STORED DATA:

***

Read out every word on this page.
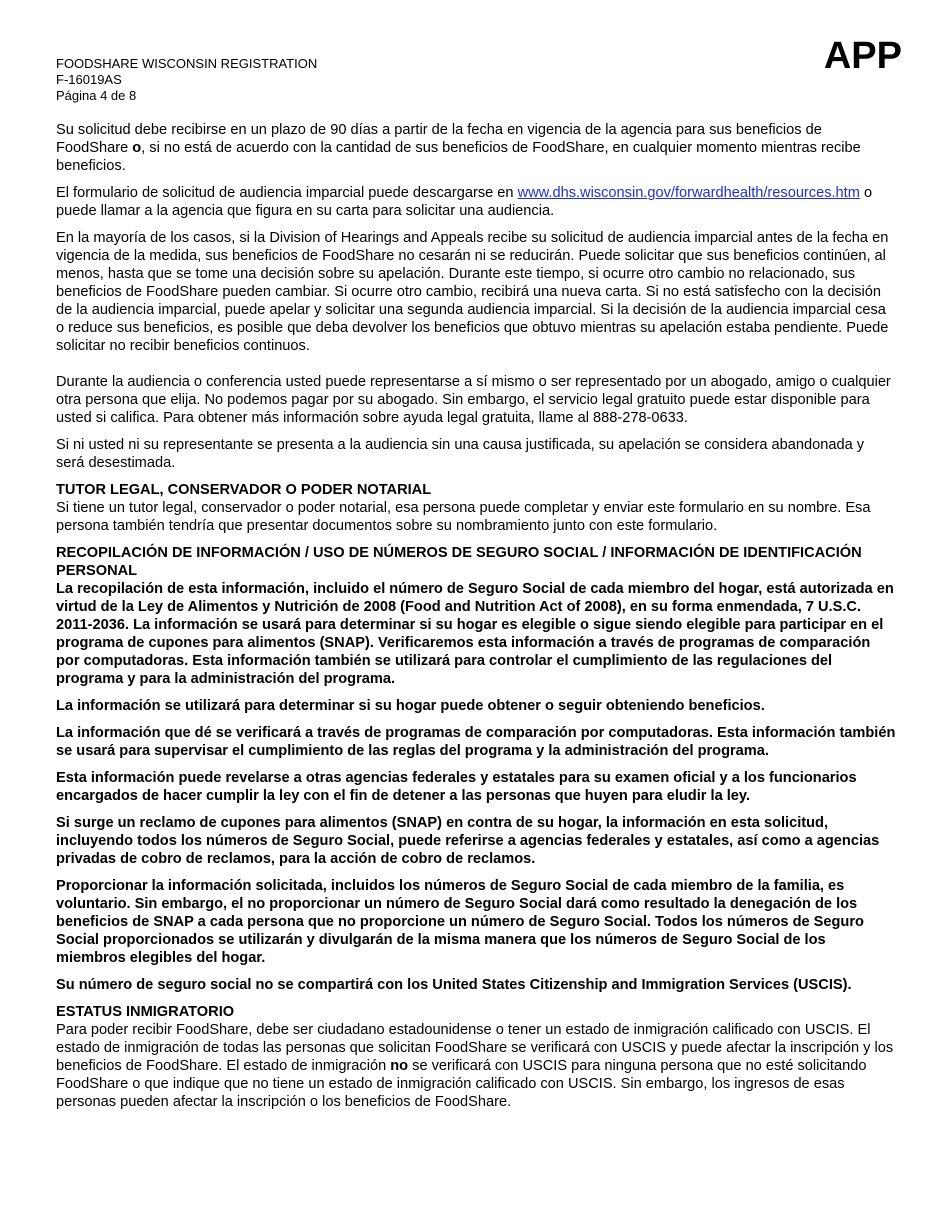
FOODSHARE WISCONSIN REGISTRATION
F-16019AS
Página 4 de 8
APP

Su solicitud debe recibirse en un plazo de 90 días a partir de la fecha en vigencia de la agencia para sus beneficios de FoodShare o, si no está de acuerdo con la cantidad de sus beneficios de FoodShare, en cualquier momento mientras recibe beneficios.

El formulario de solicitud de audiencia imparcial puede descargarse en www.dhs.wisconsin.gov/forwardhealth/resources.htm o puede llamar a la agencia que figura en su carta para solicitar una audiencia.

En la mayoría de los casos, si la Division of Hearings and Appeals recibe su solicitud de audiencia imparcial antes de la fecha en vigencia de la medida, sus beneficios de FoodShare no cesarán ni se reducirán. Puede solicitar que sus beneficios continúen, al menos, hasta que se tome una decisión sobre su apelación. Durante este tiempo, si ocurre otro cambio no relacionado, sus beneficios de FoodShare pueden cambiar. Si ocurre otro cambio, recibirá una nueva carta. Si no está satisfecho con la decisión de la audiencia imparcial, puede apelar y solicitar una segunda audiencia imparcial. Si la decisión de la audiencia imparcial cesa o reduce sus beneficios, es posible que deba devolver los beneficios que obtuvo mientras su apelación estaba pendiente. Puede solicitar no recibir beneficios continuos.

Durante la audiencia o conferencia usted puede representarse a sí mismo o ser representado por un abogado, amigo o cualquier otra persona que elija. No podemos pagar por su abogado. Sin embargo, el servicio legal gratuito puede estar disponible para usted si califica. Para obtener más información sobre ayuda legal gratuita, llame al 888-278-0633.

Si ni usted ni su representante se presenta a la audiencia sin una causa justificada, su apelación se considera abandonada y será desestimada.

TUTOR LEGAL, CONSERVADOR O PODER NOTARIAL
Si tiene un tutor legal, conservador o poder notarial, esa persona puede completar y enviar este formulario en su nombre. Esa persona también tendría que presentar documentos sobre su nombramiento junto con este formulario.
RECOPILACIÓN DE INFORMACIÓN / USO DE NÚMEROS DE SEGURO SOCIAL / INFORMACIÓN DE IDENTIFICACIÓN PERSONAL
La recopilación de esta información, incluido el número de Seguro Social de cada miembro del hogar, está autorizada en virtud de la Ley de Alimentos y Nutrición de 2008 (Food and Nutrition Act of 2008), en su forma enmendada, 7 U.S.C. 2011-2036. La información se usará para determinar si su hogar es elegible o sigue siendo elegible para participar en el programa de cupones para alimentos (SNAP). Verificaremos esta información a través de programas de comparación por computadoras. Esta información también se utilizará para controlar el cumplimiento de las regulaciones del programa y para la administración del programa.

La información se utilizará para determinar si su hogar puede obtener o seguir obteniendo beneficios.

La información que dé se verificará a través de programas de comparación por computadoras. Esta información también se usará para supervisar el cumplimiento de las reglas del programa y la administración del programa.

Esta información puede revelarse a otras agencias federales y estatales para su examen oficial y a los funcionarios encargados de hacer cumplir la ley con el fin de detener a las personas que huyen para eludir la ley.

Si surge un reclamo de cupones para alimentos (SNAP) en contra de su hogar, la información en esta solicitud, incluyendo todos los números de Seguro Social, puede referirse a agencias federales y estatales, así como a agencias privadas de cobro de reclamos, para la acción de cobro de reclamos.

Proporcionar la información solicitada, incluidos los números de Seguro Social de cada miembro de la familia, es voluntario. Sin embargo, el no proporcionar un número de Seguro Social dará como resultado la denegación de los beneficios de SNAP a cada persona que no proporcione un número de Seguro Social. Todos los números de Seguro Social proporcionados se utilizarán y divulgarán de la misma manera que los números de Seguro Social de los miembros elegibles del hogar.

Su número de seguro social no se compartirá con los United States Citizenship and Immigration Services (USCIS).

ESTATUS INMIGRATORIO
Para poder recibir FoodShare, debe ser ciudadano estadounidense o tener un estado de inmigración calificado con USCIS. El estado de inmigración de todas las personas que solicitan FoodShare se verificará con USCIS y puede afectar la inscripción y los beneficios de FoodShare. El estado de inmigración no se verificará con USCIS para ninguna persona que no esté solicitando FoodShare o que indique que no tiene un estado de inmigración calificado con USCIS. Sin embargo, los ingresos de esas personas pueden afectar la inscripción o los beneficios de FoodShare.
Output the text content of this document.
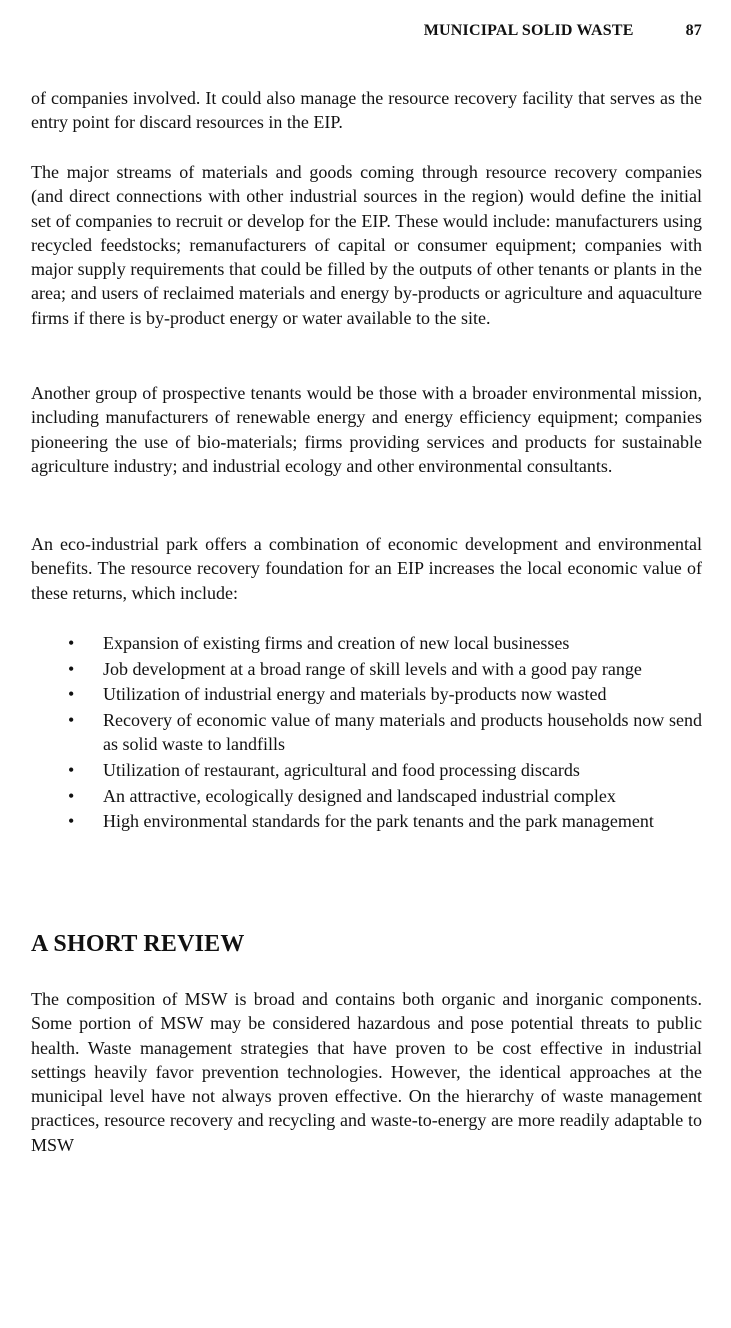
MUNICIPAL SOLID WASTE	87

of companies involved. It could also manage the resource recovery facility that serves as the entry point for discard resources in the EIP.

The major streams of materials and goods coming through resource recovery companies (and direct connections with other industrial sources in the region) would define the initial set of companies to recruit or develop for the EIP. These would include: manufacturers using recycled feedstocks; remanufacturers of capital or consumer equipment; companies with major supply requirements that could be filled by the outputs of other tenants or plants in the area; and users of reclaimed materials and energy by-products or agriculture and aquaculture firms if there is by-product energy or water available to the site.

Another group of prospective tenants would be those with a broader environmental mission, including manufacturers of renewable energy and energy efficiency equipment; companies pioneering the use of bio-materials; firms providing services and products for sustainable agriculture industry; and industrial ecology and other environmental consultants.

An eco-industrial park offers a combination of economic development and environmental benefits. The resource recovery foundation for an EIP increases the local economic value of these returns, which include:

• Expansion of existing firms and creation of new local businesses
• Job development at a broad range of skill levels and with a good pay range
• Utilization of industrial energy and materials by-products now wasted
• Recovery of economic value of many materials and products households now send as solid waste to landfills
• Utilization of restaurant, agricultural and food processing discards
• An attractive, ecologically designed and landscaped industrial complex
• High environmental standards for the park tenants and the park management
A SHORT REVIEW

The composition of MSW is broad and contains both organic and inorganic components. Some portion of MSW may be considered hazardous and pose potential threats to public health. Waste management strategies that have proven to be cost effective in industrial settings heavily favor prevention technologies. However, the identical approaches at the municipal level have not always proven effective. On the hierarchy of waste management practices, resource recovery and recycling and waste-to-energy are more readily adaptable to MSW
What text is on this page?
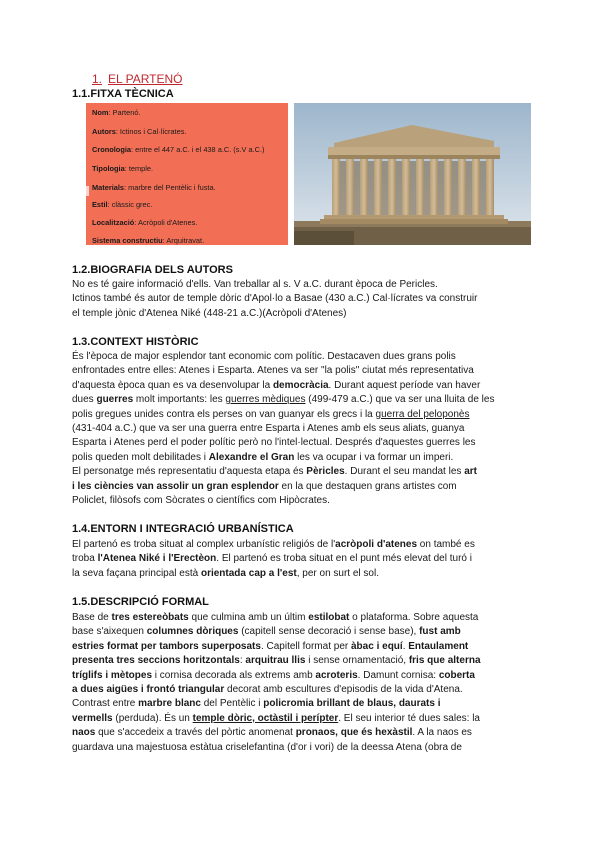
1. EL PARTENÓ
1.1.FITXA TÈCNICA
Nom: Partenó.
Autors: Ictinos i Cal·lícrates.
Cronologia: entre el 447 a.C. i el 438 a.C. (s.V a.C.)
Tipologia: temple.
Materials: marbre del Pentèlic i fusta.
Estil: clàssic grec.
Localització: Acròpoli d'Atenes.
Sistema constructiu: Arquitravat.
1.2.BIOGRAFIA DELS AUTORS
No es té gaire informació d'ells. Van treballar al s. V a.C. durant època de Pericles.
Ictinos també és autor de temple dòric d'Apol·lo a Basae (430 a.C.) Cal·lícrates va construir
el temple jònic d'Atenea Niké (448-21 a.C.)(Acròpoli d'Atenes)
1.3.CONTEXT HISTÒRIC
És l'època de major esplendor tant economic com polític. Destacaven dues grans polis
enfrontades entre elles: Atenes i Esparta. Atenes va ser "la polis" ciutat més representativa
d'aquesta època quan es va desenvolupar la democràcia. Durant aquest període van haver
dues guerres molt importants: les guerres mèdiques (499-479 a.C.) que va ser una lluita de les
polis gregues unides contra els perses on van guanyar els grecs i la guerra del peloponès
(431-404 a.C.) que va ser una guerra entre Esparta i Atenes amb els seus aliats, guanya
Esparta i Atenes perd el poder polític però no l'intel·lectual. Després d'aquestes guerres les
polis queden molt debilitades i Alexandre el Gran les va ocupar i va formar un imperi.
El personatge més representatiu d'aquesta etapa és Pèricles. Durant el seu mandat les art
i les ciències van assolir un gran esplendor en la que destaquen grans artistes com
Policlet, filòsofs com Sòcrates o científics com Hipòcrates.
1.4.ENTORN I INTEGRACIÓ URBANÍSTICA
El partenó es troba situat al complex urbanístic religiós de l'acròpoli d'atenes on també es
troba l'Atenea Niké i l'Erectèon. El partenó es troba situat en el punt més elevat del turó i
la seva façana principal està orientada cap a l'est, per on surt el sol.
1.5.DESCRIPCIÓ FORMAL
Base de tres estereòbats que culmina amb un últim estilobat o plataforma. Sobre aquesta
base s'aixequen columnes dòriques (capitell sense decoració i sense base), fust amb
estries format per tambors superposats. Capitell format per àbac i equí. Entaulament
presenta tres seccions horitzontals: arquitrau llis i sense ornamentació, fris que alterna
tríglifs i mètopes i cornisa decorada als extrems amb acroteris. Damunt cornisa: coberta
a dues aigües i frontó triangular decorat amb escultures d'episodis de la vida d'Atena.
Contrast entre marbre blanc del Pentèlic i policromia brillant de blaus, daurats i
vermells (perduda). És un temple dòric, octàstil i perípter. El seu interior té dues sales: la
naos que s'accedeix a través del pòrtic anomenat pronaos, que és hexàstil. A la naos es
guardava una majestuosa estàtua criselefantina (d'or i vori) de la deessa Atena (obra de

***

EXERCISE DESCRIPTION: In the entries above, find every line with the word "situat" and list it.

RESULT OF THIS EXERCISE:
El partenó es troba situat al complex urbanístic religiós de l'acròpoli d'atenes on també es
troba l'Atenea Niké i l'Erectèon. El partenó es troba situat en el punt més elevat del turó i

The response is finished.